▸ **What to produce**: Your task is to give the listing below back word for word, pictures excluded.
.....
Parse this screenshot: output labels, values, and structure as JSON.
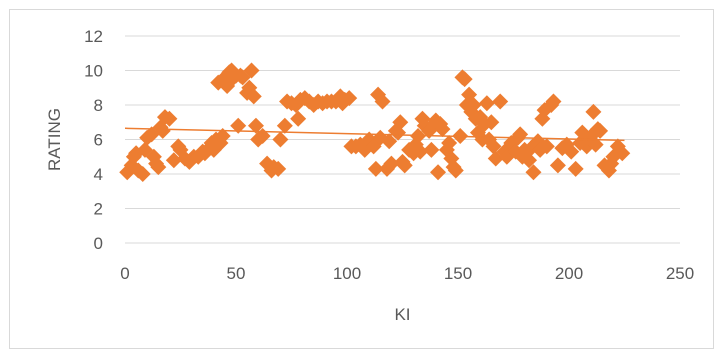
{
  "chart_data": {
    "type": "scatter",
    "title": "",
    "xlabel": "KI",
    "ylabel": "RATING",
    "xlim": [
      0,
      250
    ],
    "ylim": [
      0,
      12
    ],
    "x_ticks": [
      0,
      50,
      100,
      150,
      200,
      250
    ],
    "y_ticks": [
      0,
      2,
      4,
      6,
      8,
      10,
      12
    ],
    "grid": "horizontal",
    "legend": "none",
    "colors": {
      "marker": "#ED7D31",
      "trendline": "#ED7D31",
      "grid": "#d9d9d9",
      "text": "#595959"
    },
    "trendline": {
      "type": "linear",
      "x": [
        0,
        225
      ],
      "y": [
        6.65,
        5.95
      ]
    },
    "points": [
      [
        1,
        4.1
      ],
      [
        3,
        4.5
      ],
      [
        4,
        5.0
      ],
      [
        5,
        5.2
      ],
      [
        6,
        4.2
      ],
      [
        8,
        4.0
      ],
      [
        9,
        5.4
      ],
      [
        10,
        6.1
      ],
      [
        12,
        6.3
      ],
      [
        13,
        5.0
      ],
      [
        14,
        4.6
      ],
      [
        15,
        4.4
      ],
      [
        16,
        6.7
      ],
      [
        17,
        6.5
      ],
      [
        18,
        7.3
      ],
      [
        20,
        7.2
      ],
      [
        22,
        4.8
      ],
      [
        24,
        5.6
      ],
      [
        25,
        5.4
      ],
      [
        27,
        4.9
      ],
      [
        29,
        4.7
      ],
      [
        31,
        5.0
      ],
      [
        33,
        5.0
      ],
      [
        35,
        5.3
      ],
      [
        36,
        5.2
      ],
      [
        38,
        5.5
      ],
      [
        39,
        5.8
      ],
      [
        40,
        5.4
      ],
      [
        41,
        6.0
      ],
      [
        42,
        9.3
      ],
      [
        43,
        5.8
      ],
      [
        44,
        6.2
      ],
      [
        45,
        9.6
      ],
      [
        46,
        9.1
      ],
      [
        47,
        9.9
      ],
      [
        48,
        10.0
      ],
      [
        49,
        9.6
      ],
      [
        50,
        9.7
      ],
      [
        51,
        6.8
      ],
      [
        52,
        9.7
      ],
      [
        53,
        9.6
      ],
      [
        55,
        8.7
      ],
      [
        56,
        9.0
      ],
      [
        57,
        10.0
      ],
      [
        58,
        8.5
      ],
      [
        59,
        6.8
      ],
      [
        60,
        6.0
      ],
      [
        62,
        6.2
      ],
      [
        64,
        4.6
      ],
      [
        66,
        4.2
      ],
      [
        67,
        4.4
      ],
      [
        69,
        4.3
      ],
      [
        70,
        6.0
      ],
      [
        72,
        6.8
      ],
      [
        73,
        8.2
      ],
      [
        75,
        8.1
      ],
      [
        77,
        8.0
      ],
      [
        78,
        7.2
      ],
      [
        79,
        8.3
      ],
      [
        81,
        8.4
      ],
      [
        83,
        8.2
      ],
      [
        85,
        8.0
      ],
      [
        87,
        8.2
      ],
      [
        89,
        8.1
      ],
      [
        91,
        8.2
      ],
      [
        93,
        8.2
      ],
      [
        95,
        8.2
      ],
      [
        97,
        8.5
      ],
      [
        98,
        8.1
      ],
      [
        99,
        8.3
      ],
      [
        101,
        8.4
      ],
      [
        102,
        5.6
      ],
      [
        104,
        5.6
      ],
      [
        106,
        5.7
      ],
      [
        108,
        5.4
      ],
      [
        110,
        6.0
      ],
      [
        112,
        5.6
      ],
      [
        113,
        4.3
      ],
      [
        114,
        8.6
      ],
      [
        115,
        6.1
      ],
      [
        116,
        8.2
      ],
      [
        118,
        4.3
      ],
      [
        119,
        5.9
      ],
      [
        120,
        4.6
      ],
      [
        122,
        6.5
      ],
      [
        123,
        6.4
      ],
      [
        124,
        7.0
      ],
      [
        125,
        4.7
      ],
      [
        126,
        4.5
      ],
      [
        128,
        5.4
      ],
      [
        130,
        5.2
      ],
      [
        131,
        5.7
      ],
      [
        132,
        6.2
      ],
      [
        133,
        5.3
      ],
      [
        134,
        7.2
      ],
      [
        135,
        6.8
      ],
      [
        137,
        6.5
      ],
      [
        138,
        5.4
      ],
      [
        139,
        6.9
      ],
      [
        140,
        7.1
      ],
      [
        141,
        4.1
      ],
      [
        142,
        6.9
      ],
      [
        143,
        6.6
      ],
      [
        145,
        5.4
      ],
      [
        146,
        5.8
      ],
      [
        147,
        4.9
      ],
      [
        148,
        4.4
      ],
      [
        149,
        4.2
      ],
      [
        151,
        6.2
      ],
      [
        152,
        9.6
      ],
      [
        153,
        9.5
      ],
      [
        154,
        8.0
      ],
      [
        155,
        8.6
      ],
      [
        156,
        7.6
      ],
      [
        157,
        8.0
      ],
      [
        158,
        7.2
      ],
      [
        159,
        6.4
      ],
      [
        160,
        7.3
      ],
      [
        161,
        6.0
      ],
      [
        162,
        6.9
      ],
      [
        163,
        8.1
      ],
      [
        164,
        6.0
      ],
      [
        165,
        7.0
      ],
      [
        166,
        5.6
      ],
      [
        167,
        4.9
      ],
      [
        169,
        8.2
      ],
      [
        171,
        5.3
      ],
      [
        172,
        5.0
      ],
      [
        174,
        5.8
      ],
      [
        176,
        5.3
      ],
      [
        177,
        6.1
      ],
      [
        178,
        6.3
      ],
      [
        179,
        5.0
      ],
      [
        180,
        5.4
      ],
      [
        182,
        4.8
      ],
      [
        183,
        5.5
      ],
      [
        184,
        4.1
      ],
      [
        186,
        5.9
      ],
      [
        187,
        5.4
      ],
      [
        188,
        7.2
      ],
      [
        189,
        7.7
      ],
      [
        190,
        5.6
      ],
      [
        192,
        8.0
      ],
      [
        193,
        8.2
      ],
      [
        195,
        4.5
      ],
      [
        197,
        5.5
      ],
      [
        199,
        5.7
      ],
      [
        201,
        5.3
      ],
      [
        203,
        4.3
      ],
      [
        205,
        5.8
      ],
      [
        206,
        6.4
      ],
      [
        208,
        5.6
      ],
      [
        209,
        6.0
      ],
      [
        210,
        6.2
      ],
      [
        211,
        7.6
      ],
      [
        212,
        5.7
      ],
      [
        213,
        6.6
      ],
      [
        214,
        6.5
      ],
      [
        216,
        4.5
      ],
      [
        218,
        4.2
      ],
      [
        219,
        4.6
      ],
      [
        220,
        5.0
      ],
      [
        222,
        5.6
      ],
      [
        224,
        5.2
      ]
    ]
  }
}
.....
▸ **Solution to this exercise**:
Parse this screenshot: output labels, values, and structure as JSON.
{
  "chart_data": {
    "type": "scatter",
    "title": "",
    "xlabel": "KI",
    "ylabel": "RATING",
    "xlim": [
      0,
      250
    ],
    "ylim": [
      0,
      12
    ],
    "x_ticks": [
      0,
      50,
      100,
      150,
      200,
      250
    ],
    "y_ticks": [
      0,
      2,
      4,
      6,
      8,
      10,
      12
    ],
    "grid": "horizontal",
    "legend": "none",
    "colors": {
      "marker": "#ED7D31",
      "trendline": "#ED7D31",
      "grid": "#d9d9d9",
      "text": "#595959"
    },
    "trendline": {
      "type": "linear",
      "x": [
        0,
        225
      ],
      "y": [
        6.65,
        5.95
      ]
    },
    "points": [
      [
        1,
        4.1
      ],
      [
        3,
        4.5
      ],
      [
        4,
        5.0
      ],
      [
        5,
        5.2
      ],
      [
        6,
        4.2
      ],
      [
        8,
        4.0
      ],
      [
        9,
        5.4
      ],
      [
        10,
        6.1
      ],
      [
        12,
        6.3
      ],
      [
        13,
        5.0
      ],
      [
        14,
        4.6
      ],
      [
        15,
        4.4
      ],
      [
        16,
        6.7
      ],
      [
        17,
        6.5
      ],
      [
        18,
        7.3
      ],
      [
        20,
        7.2
      ],
      [
        22,
        4.8
      ],
      [
        24,
        5.6
      ],
      [
        25,
        5.4
      ],
      [
        27,
        4.9
      ],
      [
        29,
        4.7
      ],
      [
        31,
        5.0
      ],
      [
        33,
        5.0
      ],
      [
        35,
        5.3
      ],
      [
        36,
        5.2
      ],
      [
        38,
        5.5
      ],
      [
        39,
        5.8
      ],
      [
        40,
        5.4
      ],
      [
        41,
        6.0
      ],
      [
        42,
        9.3
      ],
      [
        43,
        5.8
      ],
      [
        44,
        6.2
      ],
      [
        45,
        9.6
      ],
      [
        46,
        9.1
      ],
      [
        47,
        9.9
      ],
      [
        48,
        10.0
      ],
      [
        49,
        9.6
      ],
      [
        50,
        9.7
      ],
      [
        51,
        6.8
      ],
      [
        52,
        9.7
      ],
      [
        53,
        9.6
      ],
      [
        55,
        8.7
      ],
      [
        56,
        9.0
      ],
      [
        57,
        10.0
      ],
      [
        58,
        8.5
      ],
      [
        59,
        6.8
      ],
      [
        60,
        6.0
      ],
      [
        62,
        6.2
      ],
      [
        64,
        4.6
      ],
      [
        66,
        4.2
      ],
      [
        67,
        4.4
      ],
      [
        69,
        4.3
      ],
      [
        70,
        6.0
      ],
      [
        72,
        6.8
      ],
      [
        73,
        8.2
      ],
      [
        75,
        8.1
      ],
      [
        77,
        8.0
      ],
      [
        78,
        7.2
      ],
      [
        79,
        8.3
      ],
      [
        81,
        8.4
      ],
      [
        83,
        8.2
      ],
      [
        85,
        8.0
      ],
      [
        87,
        8.2
      ],
      [
        89,
        8.1
      ],
      [
        91,
        8.2
      ],
      [
        93,
        8.2
      ],
      [
        95,
        8.2
      ],
      [
        97,
        8.5
      ],
      [
        98,
        8.1
      ],
      [
        99,
        8.3
      ],
      [
        101,
        8.4
      ],
      [
        102,
        5.6
      ],
      [
        104,
        5.6
      ],
      [
        106,
        5.7
      ],
      [
        108,
        5.4
      ],
      [
        110,
        6.0
      ],
      [
        112,
        5.6
      ],
      [
        113,
        4.3
      ],
      [
        114,
        8.6
      ],
      [
        115,
        6.1
      ],
      [
        116,
        8.2
      ],
      [
        118,
        4.3
      ],
      [
        119,
        5.9
      ],
      [
        120,
        4.6
      ],
      [
        122,
        6.5
      ],
      [
        123,
        6.4
      ],
      [
        124,
        7.0
      ],
      [
        125,
        4.7
      ],
      [
        126,
        4.5
      ],
      [
        128,
        5.4
      ],
      [
        130,
        5.2
      ],
      [
        131,
        5.7
      ],
      [
        132,
        6.2
      ],
      [
        133,
        5.3
      ],
      [
        134,
        7.2
      ],
      [
        135,
        6.8
      ],
      [
        137,
        6.5
      ],
      [
        138,
        5.4
      ],
      [
        139,
        6.9
      ],
      [
        140,
        7.1
      ],
      [
        141,
        4.1
      ],
      [
        142,
        6.9
      ],
      [
        143,
        6.6
      ],
      [
        145,
        5.4
      ],
      [
        146,
        5.8
      ],
      [
        147,
        4.9
      ],
      [
        148,
        4.4
      ],
      [
        149,
        4.2
      ],
      [
        151,
        6.2
      ],
      [
        152,
        9.6
      ],
      [
        153,
        9.5
      ],
      [
        154,
        8.0
      ],
      [
        155,
        8.6
      ],
      [
        156,
        7.6
      ],
      [
        157,
        8.0
      ],
      [
        158,
        7.2
      ],
      [
        159,
        6.4
      ],
      [
        160,
        7.3
      ],
      [
        161,
        6.0
      ],
      [
        162,
        6.9
      ],
      [
        163,
        8.1
      ],
      [
        164,
        6.0
      ],
      [
        165,
        7.0
      ],
      [
        166,
        5.6
      ],
      [
        167,
        4.9
      ],
      [
        169,
        8.2
      ],
      [
        171,
        5.3
      ],
      [
        172,
        5.0
      ],
      [
        174,
        5.8
      ],
      [
        176,
        5.3
      ],
      [
        177,
        6.1
      ],
      [
        178,
        6.3
      ],
      [
        179,
        5.0
      ],
      [
        180,
        5.4
      ],
      [
        182,
        4.8
      ],
      [
        183,
        5.5
      ],
      [
        184,
        4.1
      ],
      [
        186,
        5.9
      ],
      [
        187,
        5.4
      ],
      [
        188,
        7.2
      ],
      [
        189,
        7.7
      ],
      [
        190,
        5.6
      ],
      [
        192,
        8.0
      ],
      [
        193,
        8.2
      ],
      [
        195,
        4.5
      ],
      [
        197,
        5.5
      ],
      [
        199,
        5.7
      ],
      [
        201,
        5.3
      ],
      [
        203,
        4.3
      ],
      [
        205,
        5.8
      ],
      [
        206,
        6.4
      ],
      [
        208,
        5.6
      ],
      [
        209,
        6.0
      ],
      [
        210,
        6.2
      ],
      [
        211,
        7.6
      ],
      [
        212,
        5.7
      ],
      [
        213,
        6.6
      ],
      [
        214,
        6.5
      ],
      [
        216,
        4.5
      ],
      [
        218,
        4.2
      ],
      [
        219,
        4.6
      ],
      [
        220,
        5.0
      ],
      [
        222,
        5.6
      ],
      [
        224,
        5.2
      ]
    ]
  }
}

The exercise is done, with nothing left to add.